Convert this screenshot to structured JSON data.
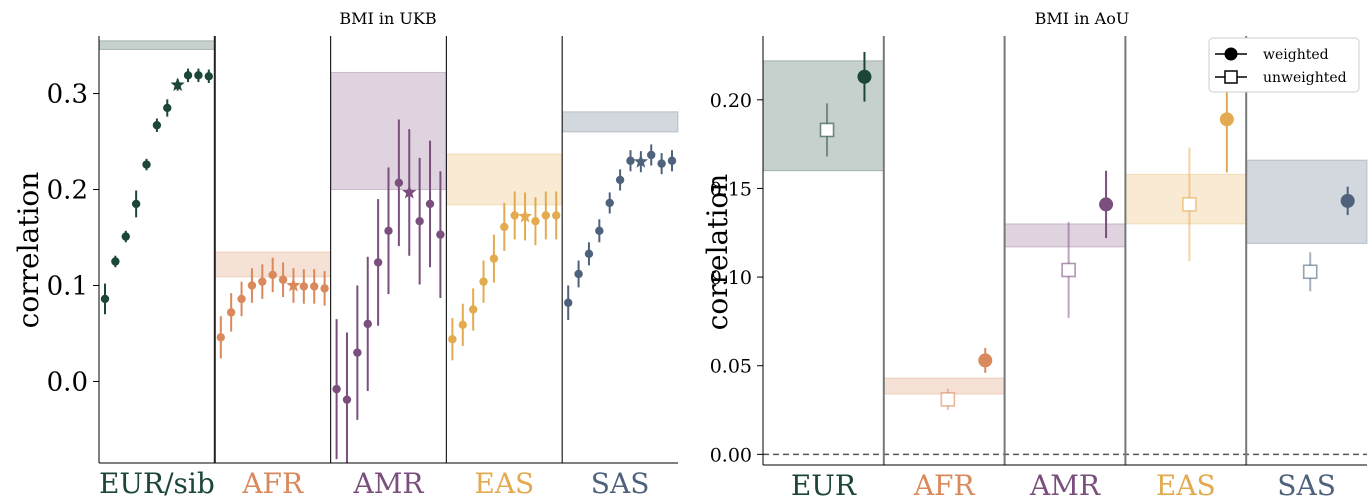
{
  "chart_data": [
    {
      "type": "scatter",
      "title": "BMI in UKB",
      "xlabel": "",
      "ylabel": "correlation",
      "ylim": [
        -0.085,
        0.36
      ],
      "yticks": [
        0.0,
        0.1,
        0.2,
        0.3
      ],
      "ytick_labels": [
        "0.0",
        "0.1",
        "0.2",
        "0.3"
      ],
      "grid": false,
      "groups": [
        {
          "label": "EUR/sib",
          "color": "#1c4638",
          "band": [
            0.346,
            0.355
          ],
          "points": [
            [
              0.086,
              0.016
            ],
            [
              0.125,
              0.006
            ],
            [
              0.151,
              0.006
            ],
            [
              0.185,
              0.014
            ],
            [
              0.226,
              0.006
            ],
            [
              0.267,
              0.007
            ],
            [
              0.285,
              0.009
            ],
            [
              0.309,
              0.006,
              "star"
            ],
            [
              0.319,
              0.007
            ],
            [
              0.319,
              0.007
            ],
            [
              0.318,
              0.007
            ]
          ]
        },
        {
          "label": "AFR",
          "color": "#d9895b",
          "band": [
            0.109,
            0.135
          ],
          "points": [
            [
              0.046,
              0.022
            ],
            [
              0.072,
              0.02
            ],
            [
              0.086,
              0.018
            ],
            [
              0.1,
              0.018
            ],
            [
              0.104,
              0.018
            ],
            [
              0.111,
              0.018
            ],
            [
              0.106,
              0.018
            ],
            [
              0.1,
              0.018,
              "star"
            ],
            [
              0.099,
              0.018
            ],
            [
              0.099,
              0.018
            ],
            [
              0.097,
              0.018
            ]
          ]
        },
        {
          "label": "AMR",
          "color": "#7a4f7e",
          "band": [
            0.2,
            0.322
          ],
          "points": [
            [
              -0.008,
              0.073
            ],
            [
              -0.019,
              0.07
            ],
            [
              0.03,
              0.07
            ],
            [
              0.06,
              0.07
            ],
            [
              0.124,
              0.066
            ],
            [
              0.157,
              0.066
            ],
            [
              0.207,
              0.066
            ],
            [
              0.197,
              0.066,
              "star"
            ],
            [
              0.167,
              0.066
            ],
            [
              0.185,
              0.066
            ],
            [
              0.153,
              0.066
            ]
          ]
        },
        {
          "label": "EAS",
          "color": "#e3aa4f",
          "band": [
            0.184,
            0.237
          ],
          "points": [
            [
              0.044,
              0.022
            ],
            [
              0.059,
              0.022
            ],
            [
              0.075,
              0.022
            ],
            [
              0.104,
              0.022
            ],
            [
              0.128,
              0.025
            ],
            [
              0.161,
              0.025
            ],
            [
              0.173,
              0.025
            ],
            [
              0.172,
              0.025,
              "star"
            ],
            [
              0.167,
              0.025
            ],
            [
              0.173,
              0.025
            ],
            [
              0.173,
              0.025
            ]
          ]
        },
        {
          "label": "SAS",
          "color": "#4f627c",
          "band": [
            0.26,
            0.281
          ],
          "points": [
            [
              0.082,
              0.018
            ],
            [
              0.112,
              0.014
            ],
            [
              0.133,
              0.012
            ],
            [
              0.157,
              0.012
            ],
            [
              0.186,
              0.011
            ],
            [
              0.21,
              0.011
            ],
            [
              0.23,
              0.011
            ],
            [
              0.229,
              0.011,
              "star"
            ],
            [
              0.236,
              0.011
            ],
            [
              0.227,
              0.011
            ],
            [
              0.23,
              0.011
            ]
          ]
        }
      ]
    },
    {
      "type": "scatter",
      "title": "BMI in AoU",
      "xlabel": "",
      "ylabel": "correlation",
      "ylim": [
        -0.006,
        0.236
      ],
      "yticks": [
        0.0,
        0.05,
        0.1,
        0.15,
        0.2
      ],
      "ytick_labels": [
        "0.00",
        "0.05",
        "0.10",
        "0.15",
        "0.20"
      ],
      "grid": false,
      "reference_line": 0.0,
      "legend": {
        "position": "top-right",
        "entries": [
          {
            "label": "weighted",
            "marker": "filled-circle"
          },
          {
            "label": "unweighted",
            "marker": "open-square"
          }
        ]
      },
      "groups": [
        {
          "label": "EUR",
          "color": "#1c4638",
          "band": [
            0.16,
            0.222
          ],
          "weighted": [
            0.213,
            0.014
          ],
          "unweighted": [
            0.183,
            0.015
          ]
        },
        {
          "label": "AFR",
          "color": "#d9895b",
          "band": [
            0.034,
            0.043
          ],
          "weighted": [
            0.053,
            0.007
          ],
          "unweighted": [
            0.031,
            0.006
          ]
        },
        {
          "label": "AMR",
          "color": "#7a4f7e",
          "band": [
            0.117,
            0.13
          ],
          "weighted": [
            0.141,
            0.019
          ],
          "unweighted": [
            0.104,
            0.027
          ]
        },
        {
          "label": "EAS",
          "color": "#e3aa4f",
          "band": [
            0.13,
            0.158
          ],
          "weighted": [
            0.189,
            0.03
          ],
          "unweighted": [
            0.141,
            0.032
          ]
        },
        {
          "label": "SAS",
          "color": "#4f627c",
          "band": [
            0.119,
            0.166
          ],
          "weighted": [
            0.143,
            0.008
          ],
          "unweighted": [
            0.103,
            0.011
          ]
        }
      ]
    }
  ]
}
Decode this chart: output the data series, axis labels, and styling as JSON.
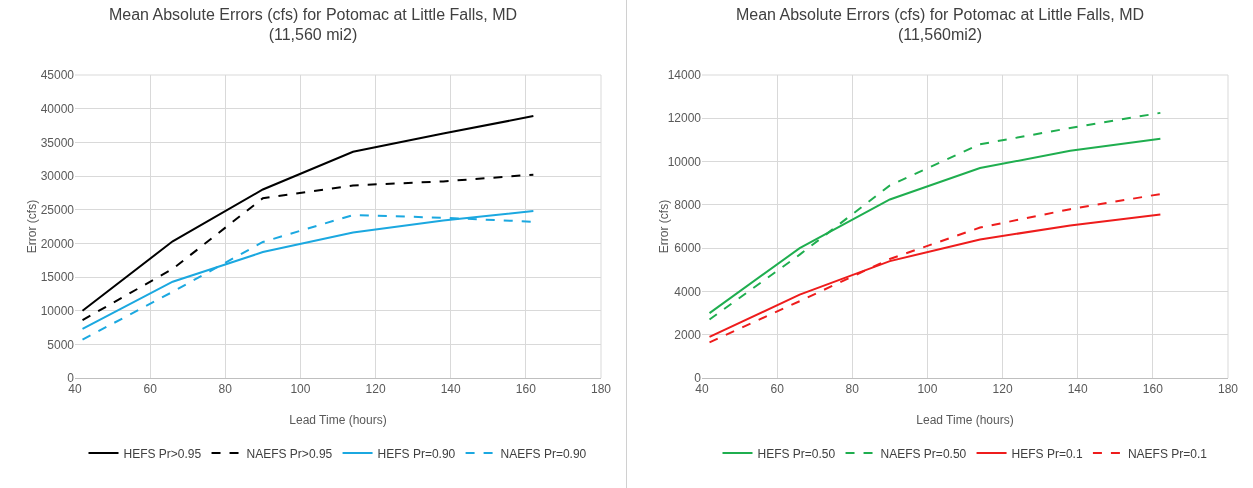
{
  "chart_data": [
    {
      "type": "line",
      "title": "Mean Absolute Errors (cfs) for Potomac at Little Falls, MD\n(11,560 mi2)",
      "xlabel": "Lead Time (hours)",
      "ylabel": "Error (cfs)",
      "x": [
        42,
        66,
        90,
        114,
        138,
        162
      ],
      "xlim": [
        40,
        180
      ],
      "xticks": [
        40,
        60,
        80,
        100,
        120,
        140,
        160,
        180
      ],
      "ylim": [
        0,
        45000
      ],
      "yticks": [
        0,
        5000,
        10000,
        15000,
        20000,
        25000,
        30000,
        35000,
        40000,
        45000
      ],
      "grid": true,
      "legend": "bottom",
      "marker": "none",
      "series": [
        {
          "name": "HEFS Pr>0.95",
          "color": "#000000",
          "line_style": "solid",
          "values": [
            10000,
            20300,
            28000,
            33600,
            36300,
            38900
          ]
        },
        {
          "name": "NAEFS Pr>0.95",
          "color": "#000000",
          "line_style": "dashed",
          "values": [
            8600,
            16200,
            26700,
            28600,
            29200,
            30200
          ]
        },
        {
          "name": "HEFS Pr=0.90",
          "color": "#1ba8e0",
          "line_style": "solid",
          "values": [
            7300,
            14300,
            18700,
            21600,
            23400,
            24800
          ]
        },
        {
          "name": "NAEFS Pr=0.90",
          "color": "#1ba8e0",
          "line_style": "dashed",
          "values": [
            5700,
            12800,
            20200,
            24200,
            23800,
            23200
          ]
        }
      ]
    },
    {
      "type": "line",
      "title": "Mean Absolute Errors (cfs) for Potomac at Little Falls, MD\n(11,560mi2)",
      "xlabel": "Lead Time (hours)",
      "ylabel": "Error (cfs)",
      "x": [
        42,
        66,
        90,
        114,
        138,
        162
      ],
      "xlim": [
        40,
        180
      ],
      "xticks": [
        40,
        60,
        80,
        100,
        120,
        140,
        160,
        180
      ],
      "ylim": [
        0,
        14000
      ],
      "yticks": [
        0,
        2000,
        4000,
        6000,
        8000,
        10000,
        12000,
        14000
      ],
      "grid": true,
      "legend": "bottom",
      "marker": "none",
      "series": [
        {
          "name": "HEFS Pr=0.50",
          "color": "#1fae4f",
          "line_style": "solid",
          "values": [
            3000,
            6000,
            8250,
            9700,
            10500,
            11050
          ]
        },
        {
          "name": "NAEFS Pr=0.50",
          "color": "#1fae4f",
          "line_style": "dashed",
          "values": [
            2700,
            5700,
            8900,
            10800,
            11550,
            12250
          ]
        },
        {
          "name": "HEFS Pr=0.1",
          "color": "#ee1c1c",
          "line_style": "solid",
          "values": [
            1900,
            3850,
            5400,
            6400,
            7050,
            7550
          ]
        },
        {
          "name": "NAEFS Pr=0.1",
          "color": "#ee1c1c",
          "line_style": "dashed",
          "values": [
            1650,
            3550,
            5500,
            6950,
            7800,
            8500
          ]
        }
      ]
    }
  ]
}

........

__Exercise details__: Pull out each line containing the word "Falls" and copy it.

__Exercise result__:
      "title": "Mean Absolute Errors (cfs) for Potomac at Little Falls, MD\n(11,560 mi2)",
      "title": "Mean Absolute Errors (cfs) for Potomac at Little Falls, MD\n(11,560mi2)",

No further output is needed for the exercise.